Document passage:
»»

Amaranth Ehrenhalt’s paintings, on the other hand, convey spontaneity and excitement about the life she is immersed in. Born in New York, she lived and worked in Paris for thirty years while traveling to Morocco and Tunisia. She returned to New York in 2008.
In her paintings, shapes that have an identity all their own move rhythmically on a picture plane that is packed solid with action. Her mohair and mixed media tapestry suggests a spirit of moving from bright and colorful activity toward a radiant and glowing purple peace.
The exhibition comprises twenty-seven forged steel and wrought iron and fabrication sculptures by David Cann as well as two bronze sculptures and two hydrocal with either pigment or encaustic by Mark Pettigrew. Most of Cann’s works are intricately shaped and table-top size. His Grasses, however stand more than eight feel tall before the double glass doors of the gallery. Pettigrew’s exquisite wall mounted Wave Abstraction attracts your attention from afar and draws you into its presence.
Virginia Cuppaidge also looks to water for her inspiration as well as sky and vegetation. Her palette for Eucalyptus captures the warmth of the tropics. Her brush goes to the luminosity of white tones and yellows sparked with small areas of rainbow hues for her Bee Map and End Hill Sunrise.
Maria Schon says the rolling corrugated shapes she portrays in her 44-inch-square oil paintings refer to rolling landmasses, swollen oceans and luminous skies and relate to “the power of Nature and the Feminine.” Done in a limited palette, each is haunting and mystical.
Janet Filomeno goes to a high-key palette for her massive renderings that also reference nature. In the catalog, she says water embodies all the themes that interest her: “birth, life and death.” Working variably in shellac, acrylic, oil and ink she does achieve a sense of flow even though, in the works exhibited here, her “water” is never blue. Instead, opaque layers of white travel across puddles, drips and splashes of brilliant color.
Artists the curators suggest we keep on our radar are: W. Carl Burger, Alan Goldstein, Pat Martin, Florence Moonan, Jan Morgan, and Louise Strawbridge. You can enjoy their works in the Thomas Malloy gallery on the right as soon as you enter the museum.
You’ll see Carl Burger’s dramatic oil paintings such as Beyond Earth where bursts of white, glows of orange, blue, red and sharp black marks spark and seem to crackle in a vast expanse of darkness.
Alan Goldstein uses inks, pastels and watercolors on rice paper for what he calls his “search for the microcosm not grand vistas…” And Florence Moonan, who works in Venetian Plaster, sometimes using graphite, acrylic or oil sticks, says she is a painter “who loves the element of surprise.”

««

Document layout analysis data
»»

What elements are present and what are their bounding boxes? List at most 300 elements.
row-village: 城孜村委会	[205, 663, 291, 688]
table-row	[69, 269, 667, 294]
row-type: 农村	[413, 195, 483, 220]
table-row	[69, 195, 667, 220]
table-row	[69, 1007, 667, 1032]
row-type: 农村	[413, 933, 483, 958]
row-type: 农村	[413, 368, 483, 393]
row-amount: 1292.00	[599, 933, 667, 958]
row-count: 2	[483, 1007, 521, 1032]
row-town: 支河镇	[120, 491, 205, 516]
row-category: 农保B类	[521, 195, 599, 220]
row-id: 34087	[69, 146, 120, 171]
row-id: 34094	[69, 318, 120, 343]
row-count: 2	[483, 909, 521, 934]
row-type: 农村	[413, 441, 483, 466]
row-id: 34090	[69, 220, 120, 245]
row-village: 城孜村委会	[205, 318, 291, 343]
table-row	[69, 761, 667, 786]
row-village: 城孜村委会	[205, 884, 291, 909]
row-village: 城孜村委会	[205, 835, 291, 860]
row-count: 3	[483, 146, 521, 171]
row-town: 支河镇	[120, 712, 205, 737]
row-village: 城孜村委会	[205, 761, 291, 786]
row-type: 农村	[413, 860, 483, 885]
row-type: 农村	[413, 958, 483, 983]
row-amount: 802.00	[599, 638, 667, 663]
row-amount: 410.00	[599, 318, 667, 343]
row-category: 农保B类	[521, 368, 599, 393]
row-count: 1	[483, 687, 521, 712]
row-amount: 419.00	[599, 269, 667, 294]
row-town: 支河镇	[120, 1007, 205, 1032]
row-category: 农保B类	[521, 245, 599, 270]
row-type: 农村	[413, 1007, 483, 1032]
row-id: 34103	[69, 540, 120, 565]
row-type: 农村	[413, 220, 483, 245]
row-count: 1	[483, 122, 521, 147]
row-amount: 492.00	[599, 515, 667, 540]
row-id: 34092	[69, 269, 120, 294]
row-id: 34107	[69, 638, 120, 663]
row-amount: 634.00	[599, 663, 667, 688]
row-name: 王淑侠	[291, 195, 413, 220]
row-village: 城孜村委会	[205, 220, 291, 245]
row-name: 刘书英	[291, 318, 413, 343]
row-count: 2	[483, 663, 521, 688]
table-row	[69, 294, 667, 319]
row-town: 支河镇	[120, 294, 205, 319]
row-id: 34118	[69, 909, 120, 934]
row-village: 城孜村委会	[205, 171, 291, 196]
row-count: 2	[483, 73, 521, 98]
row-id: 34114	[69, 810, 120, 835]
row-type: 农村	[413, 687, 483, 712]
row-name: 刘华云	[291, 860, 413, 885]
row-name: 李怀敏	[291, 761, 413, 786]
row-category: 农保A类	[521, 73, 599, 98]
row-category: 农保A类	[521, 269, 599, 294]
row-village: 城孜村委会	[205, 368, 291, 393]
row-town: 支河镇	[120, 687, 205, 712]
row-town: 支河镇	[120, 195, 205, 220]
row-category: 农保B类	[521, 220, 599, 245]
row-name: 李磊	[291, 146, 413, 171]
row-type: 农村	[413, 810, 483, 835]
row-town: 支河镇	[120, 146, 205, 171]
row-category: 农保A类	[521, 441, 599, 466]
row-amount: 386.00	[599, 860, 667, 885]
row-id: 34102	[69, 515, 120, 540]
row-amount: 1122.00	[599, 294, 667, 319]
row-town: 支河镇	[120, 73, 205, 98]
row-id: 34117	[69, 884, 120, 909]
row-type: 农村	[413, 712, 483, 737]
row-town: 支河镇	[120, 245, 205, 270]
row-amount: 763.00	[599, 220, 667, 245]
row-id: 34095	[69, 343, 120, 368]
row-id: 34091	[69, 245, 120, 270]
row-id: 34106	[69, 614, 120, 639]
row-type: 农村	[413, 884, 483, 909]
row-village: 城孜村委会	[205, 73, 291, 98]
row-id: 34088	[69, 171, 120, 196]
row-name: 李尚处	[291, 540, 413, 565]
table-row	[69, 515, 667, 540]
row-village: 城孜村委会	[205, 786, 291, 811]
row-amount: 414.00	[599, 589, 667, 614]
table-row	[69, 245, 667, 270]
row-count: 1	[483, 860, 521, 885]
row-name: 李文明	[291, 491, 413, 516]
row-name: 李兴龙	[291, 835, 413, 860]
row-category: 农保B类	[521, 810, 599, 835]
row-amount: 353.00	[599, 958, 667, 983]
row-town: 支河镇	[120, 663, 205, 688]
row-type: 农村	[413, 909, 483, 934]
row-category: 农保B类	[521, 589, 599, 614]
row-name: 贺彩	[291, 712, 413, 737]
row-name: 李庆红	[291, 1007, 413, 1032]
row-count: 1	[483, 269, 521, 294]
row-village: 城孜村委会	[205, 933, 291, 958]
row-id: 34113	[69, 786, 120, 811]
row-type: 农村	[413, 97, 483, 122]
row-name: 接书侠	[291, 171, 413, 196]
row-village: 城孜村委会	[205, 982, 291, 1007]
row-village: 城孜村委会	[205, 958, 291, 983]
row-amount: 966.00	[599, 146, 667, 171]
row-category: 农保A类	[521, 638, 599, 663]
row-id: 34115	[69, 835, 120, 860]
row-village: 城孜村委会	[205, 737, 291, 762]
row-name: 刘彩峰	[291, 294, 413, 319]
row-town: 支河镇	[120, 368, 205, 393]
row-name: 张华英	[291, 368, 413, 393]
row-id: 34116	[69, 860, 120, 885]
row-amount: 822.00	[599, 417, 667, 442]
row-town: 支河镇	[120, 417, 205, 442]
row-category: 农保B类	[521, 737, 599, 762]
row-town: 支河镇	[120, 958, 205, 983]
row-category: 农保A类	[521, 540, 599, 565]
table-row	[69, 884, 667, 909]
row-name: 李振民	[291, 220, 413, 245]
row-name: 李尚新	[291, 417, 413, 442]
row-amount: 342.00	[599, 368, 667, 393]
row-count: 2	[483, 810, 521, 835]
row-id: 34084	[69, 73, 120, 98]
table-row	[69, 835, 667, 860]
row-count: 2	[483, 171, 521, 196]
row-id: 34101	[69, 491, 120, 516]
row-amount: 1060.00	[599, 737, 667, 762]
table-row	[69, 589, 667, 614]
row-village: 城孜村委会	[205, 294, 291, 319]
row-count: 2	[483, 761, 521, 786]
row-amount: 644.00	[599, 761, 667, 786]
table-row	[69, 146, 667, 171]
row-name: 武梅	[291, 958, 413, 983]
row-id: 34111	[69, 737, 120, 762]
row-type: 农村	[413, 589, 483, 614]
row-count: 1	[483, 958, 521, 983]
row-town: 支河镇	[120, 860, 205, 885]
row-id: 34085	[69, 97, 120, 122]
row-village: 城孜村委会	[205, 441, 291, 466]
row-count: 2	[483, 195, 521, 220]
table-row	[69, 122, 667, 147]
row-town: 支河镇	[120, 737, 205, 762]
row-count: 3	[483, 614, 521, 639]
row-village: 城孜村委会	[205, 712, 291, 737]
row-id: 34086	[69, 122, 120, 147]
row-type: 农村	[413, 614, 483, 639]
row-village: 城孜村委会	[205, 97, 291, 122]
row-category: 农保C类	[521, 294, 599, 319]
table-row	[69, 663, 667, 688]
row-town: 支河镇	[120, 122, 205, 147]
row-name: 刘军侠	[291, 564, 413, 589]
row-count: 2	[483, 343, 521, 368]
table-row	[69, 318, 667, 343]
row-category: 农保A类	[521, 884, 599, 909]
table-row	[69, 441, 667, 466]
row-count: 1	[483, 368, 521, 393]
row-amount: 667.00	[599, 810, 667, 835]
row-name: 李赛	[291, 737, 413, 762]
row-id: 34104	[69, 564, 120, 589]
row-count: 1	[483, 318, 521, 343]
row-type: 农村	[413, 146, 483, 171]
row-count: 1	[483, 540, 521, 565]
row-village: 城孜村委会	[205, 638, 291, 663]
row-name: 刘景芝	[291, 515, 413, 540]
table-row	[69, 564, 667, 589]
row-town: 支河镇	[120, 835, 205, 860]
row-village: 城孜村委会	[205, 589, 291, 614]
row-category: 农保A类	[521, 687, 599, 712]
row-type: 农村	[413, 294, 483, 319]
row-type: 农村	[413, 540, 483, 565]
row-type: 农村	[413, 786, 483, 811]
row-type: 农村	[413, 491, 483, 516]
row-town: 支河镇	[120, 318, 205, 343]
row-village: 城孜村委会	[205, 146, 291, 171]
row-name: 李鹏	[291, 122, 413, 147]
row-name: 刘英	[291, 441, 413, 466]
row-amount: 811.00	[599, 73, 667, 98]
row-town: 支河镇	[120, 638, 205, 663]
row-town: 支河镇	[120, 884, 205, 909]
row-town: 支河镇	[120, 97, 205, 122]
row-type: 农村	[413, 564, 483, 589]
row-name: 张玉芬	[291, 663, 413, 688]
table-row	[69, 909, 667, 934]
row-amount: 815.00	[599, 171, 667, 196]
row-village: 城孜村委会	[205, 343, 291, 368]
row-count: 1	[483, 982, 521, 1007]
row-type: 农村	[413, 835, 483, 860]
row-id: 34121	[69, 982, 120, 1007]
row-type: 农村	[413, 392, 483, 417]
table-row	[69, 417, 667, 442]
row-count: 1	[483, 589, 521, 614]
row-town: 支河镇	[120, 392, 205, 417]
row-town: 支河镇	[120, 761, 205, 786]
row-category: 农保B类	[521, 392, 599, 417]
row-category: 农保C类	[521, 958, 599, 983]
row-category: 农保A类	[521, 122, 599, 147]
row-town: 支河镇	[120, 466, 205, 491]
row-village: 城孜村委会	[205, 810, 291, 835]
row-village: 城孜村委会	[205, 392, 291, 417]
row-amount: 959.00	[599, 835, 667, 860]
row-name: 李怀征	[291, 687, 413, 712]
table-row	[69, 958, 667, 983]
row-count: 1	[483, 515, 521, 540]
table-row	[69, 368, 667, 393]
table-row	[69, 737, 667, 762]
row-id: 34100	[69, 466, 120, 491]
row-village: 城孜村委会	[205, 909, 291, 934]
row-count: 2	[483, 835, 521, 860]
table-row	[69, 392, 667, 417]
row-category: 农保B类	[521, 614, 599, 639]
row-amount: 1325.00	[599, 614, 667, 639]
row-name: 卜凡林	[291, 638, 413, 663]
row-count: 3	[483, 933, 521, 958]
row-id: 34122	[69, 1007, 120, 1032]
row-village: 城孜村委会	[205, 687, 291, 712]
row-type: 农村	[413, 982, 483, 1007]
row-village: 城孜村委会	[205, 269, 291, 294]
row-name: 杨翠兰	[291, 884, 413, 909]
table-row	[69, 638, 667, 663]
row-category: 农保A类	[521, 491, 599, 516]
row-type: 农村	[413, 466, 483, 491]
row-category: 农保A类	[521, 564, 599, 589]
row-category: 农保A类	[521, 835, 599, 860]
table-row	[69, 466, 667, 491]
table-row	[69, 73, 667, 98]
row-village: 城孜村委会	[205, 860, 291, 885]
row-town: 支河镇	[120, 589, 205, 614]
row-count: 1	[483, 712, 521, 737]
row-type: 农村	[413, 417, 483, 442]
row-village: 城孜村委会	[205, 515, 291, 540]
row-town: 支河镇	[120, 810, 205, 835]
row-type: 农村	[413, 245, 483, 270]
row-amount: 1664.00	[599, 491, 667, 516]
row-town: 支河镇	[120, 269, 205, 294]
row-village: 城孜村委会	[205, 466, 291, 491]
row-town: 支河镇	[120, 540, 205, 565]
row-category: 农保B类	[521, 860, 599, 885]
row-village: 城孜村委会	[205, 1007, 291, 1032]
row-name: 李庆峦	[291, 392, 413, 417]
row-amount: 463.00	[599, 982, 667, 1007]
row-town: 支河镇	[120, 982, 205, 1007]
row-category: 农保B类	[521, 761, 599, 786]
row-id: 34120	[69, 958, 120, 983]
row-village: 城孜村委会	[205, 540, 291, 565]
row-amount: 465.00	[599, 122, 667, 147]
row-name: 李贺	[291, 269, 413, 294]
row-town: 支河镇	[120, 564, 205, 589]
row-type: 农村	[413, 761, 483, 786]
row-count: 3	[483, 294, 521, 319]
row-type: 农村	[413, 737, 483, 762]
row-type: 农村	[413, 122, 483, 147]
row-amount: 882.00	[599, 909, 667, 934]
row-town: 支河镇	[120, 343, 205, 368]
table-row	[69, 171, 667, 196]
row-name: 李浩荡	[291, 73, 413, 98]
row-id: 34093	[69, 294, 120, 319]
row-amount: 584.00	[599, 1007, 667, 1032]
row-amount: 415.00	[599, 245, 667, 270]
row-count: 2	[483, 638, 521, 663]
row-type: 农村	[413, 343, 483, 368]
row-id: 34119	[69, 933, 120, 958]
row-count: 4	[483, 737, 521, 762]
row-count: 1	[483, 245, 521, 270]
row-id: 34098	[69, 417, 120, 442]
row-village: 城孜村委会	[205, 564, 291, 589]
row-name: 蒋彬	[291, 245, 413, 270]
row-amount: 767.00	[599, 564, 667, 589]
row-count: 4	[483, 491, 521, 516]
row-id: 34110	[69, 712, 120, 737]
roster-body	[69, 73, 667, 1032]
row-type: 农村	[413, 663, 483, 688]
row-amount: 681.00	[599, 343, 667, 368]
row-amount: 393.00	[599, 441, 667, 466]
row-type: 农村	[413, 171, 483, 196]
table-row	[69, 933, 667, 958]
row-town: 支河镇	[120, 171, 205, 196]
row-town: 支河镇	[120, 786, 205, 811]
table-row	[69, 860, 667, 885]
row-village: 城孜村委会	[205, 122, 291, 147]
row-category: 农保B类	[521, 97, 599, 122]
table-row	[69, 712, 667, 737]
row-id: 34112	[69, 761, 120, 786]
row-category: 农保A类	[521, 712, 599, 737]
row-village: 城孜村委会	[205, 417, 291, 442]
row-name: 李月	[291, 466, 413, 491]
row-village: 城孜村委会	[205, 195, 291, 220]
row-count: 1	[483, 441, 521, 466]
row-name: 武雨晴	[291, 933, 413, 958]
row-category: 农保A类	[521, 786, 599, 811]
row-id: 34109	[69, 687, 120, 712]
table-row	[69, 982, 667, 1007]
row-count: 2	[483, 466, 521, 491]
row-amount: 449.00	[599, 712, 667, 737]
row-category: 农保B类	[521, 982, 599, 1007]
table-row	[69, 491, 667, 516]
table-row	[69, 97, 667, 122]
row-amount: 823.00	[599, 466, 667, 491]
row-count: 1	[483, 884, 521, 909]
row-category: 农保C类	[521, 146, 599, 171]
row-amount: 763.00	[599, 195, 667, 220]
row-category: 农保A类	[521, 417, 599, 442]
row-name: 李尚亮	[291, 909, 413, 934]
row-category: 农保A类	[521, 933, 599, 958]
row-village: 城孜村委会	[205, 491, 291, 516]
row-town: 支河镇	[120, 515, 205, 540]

««

Exercise 1: Quote the exhibition passage from "Amaranth Ehrenhalt’s paintings, on" to "York in 2008.".
Exercise 2: Summarize the exhibition passage in two sentences.

Answer 1:
Amaranth Ehrenhalt’s paintings, on the other hand, convey spontaneity and excitement about the life she is immersed in. Born in New York, she lived and worked in Paris for thirty years while traveling to Morocco and Tunisia. She returned to New York in 2008.

Answer 2: The passage describes works by several artists, including Amaranth Ehrenhalt's paintings and tapestry, sculptures by David Cann and Mark Pettigrew, and paintings by Virginia Cuppaidge, Maria Schon and Janet Filomeno that draw on water, sky or nature. It then names artists the curators suggest keeping on the radar, whose works hang in the Thomas Malloy gallery, and describes pieces by Carl Burger, Alan Goldstein and Florence Moonan.